#### [WHAT IS BEING ASKED]
Please rewrite everything from the first of these lines down to and including the line containing "get-to-know-more-link[interactable]: Get To" as a Markdown table with two columns, Row and Line. Put a row number in Row, put each line in Line, and leave out blank lines.

#### [INPUT RECORDS]
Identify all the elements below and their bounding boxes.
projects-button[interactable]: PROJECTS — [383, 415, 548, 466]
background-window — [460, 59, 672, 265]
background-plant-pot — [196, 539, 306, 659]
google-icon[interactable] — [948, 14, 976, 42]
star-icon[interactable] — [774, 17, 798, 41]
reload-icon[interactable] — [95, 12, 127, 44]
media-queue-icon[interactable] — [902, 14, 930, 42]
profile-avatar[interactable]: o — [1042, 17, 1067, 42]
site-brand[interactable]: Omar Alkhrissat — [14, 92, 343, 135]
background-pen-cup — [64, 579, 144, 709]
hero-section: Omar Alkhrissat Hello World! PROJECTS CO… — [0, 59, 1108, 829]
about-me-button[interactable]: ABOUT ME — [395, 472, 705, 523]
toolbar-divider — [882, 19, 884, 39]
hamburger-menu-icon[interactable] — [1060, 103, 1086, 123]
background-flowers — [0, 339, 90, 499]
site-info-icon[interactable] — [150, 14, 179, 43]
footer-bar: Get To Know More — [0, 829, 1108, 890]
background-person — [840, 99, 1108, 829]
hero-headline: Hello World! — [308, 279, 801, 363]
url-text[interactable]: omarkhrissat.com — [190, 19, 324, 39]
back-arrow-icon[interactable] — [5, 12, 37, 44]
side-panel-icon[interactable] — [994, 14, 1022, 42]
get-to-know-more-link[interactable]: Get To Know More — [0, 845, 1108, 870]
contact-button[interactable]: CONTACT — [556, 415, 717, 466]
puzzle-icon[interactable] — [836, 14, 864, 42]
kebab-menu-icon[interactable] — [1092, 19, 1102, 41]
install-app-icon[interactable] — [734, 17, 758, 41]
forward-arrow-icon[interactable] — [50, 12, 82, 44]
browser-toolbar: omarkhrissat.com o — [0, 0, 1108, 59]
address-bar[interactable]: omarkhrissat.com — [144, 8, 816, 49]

#### [SOLUTION BELOW]
| Row | Line |
|---|---|
| 1 | Identify all the elements below and their bounding boxes. |
| 2 | projects-button[interactable]: PROJECTS — [383, 415, 548, 466] |
| 3 | background-window — [460, 59, 672, 265] |
| 4 | background-plant-pot — [196, 539, 306, 659] |
| 5 | google-icon[interactable] — [948, 14, 976, 42] |
| 6 | star-icon[interactable] — [774, 17, 798, 41] |
| 7 | reload-icon[interactable] — [95, 12, 127, 44] |
| 8 | media-queue-icon[interactable] — [902, 14, 930, 42] |
| 9 | profile-avatar[interactable]: o — [1042, 17, 1067, 42] |
| 10 | site-brand[interactable]: Omar Alkhrissat — [14, 92, 343, 135] |
| 11 | background-pen-cup — [64, 579, 144, 709] |
| 12 | hero-section: Omar Alkhrissat Hello World! PROJECTS CO… — [0, 59, 1108, 829] |
| 13 | about-me-button[interactable]: ABOUT ME — [395, 472, 705, 523] |
| 14 | toolbar-divider — [882, 19, 884, 39] |
| 15 | hamburger-menu-icon[interactable] — [1060, 103, 1086, 123] |
| 16 | background-flowers — [0, 339, 90, 499] |
| 17 | site-info-icon[interactable] — [150, 14, 179, 43] |
| 18 | footer-bar: Get To Know More — [0, 829, 1108, 890] |
| 19 | background-person — [840, 99, 1108, 829] |
| 20 | hero-headline: Hello World! — [308, 279, 801, 363] |
| 21 | url-text[interactable]: omarkhrissat.com — [190, 19, 324, 39] |
| 22 | back-arrow-icon[interactable] — [5, 12, 37, 44] |
| 23 | side-panel-icon[interactable] — [994, 14, 1022, 42] |
| 24 | get-to-know-more-link[interactable]: Get To Know More — [0, 845, 1108, 870] |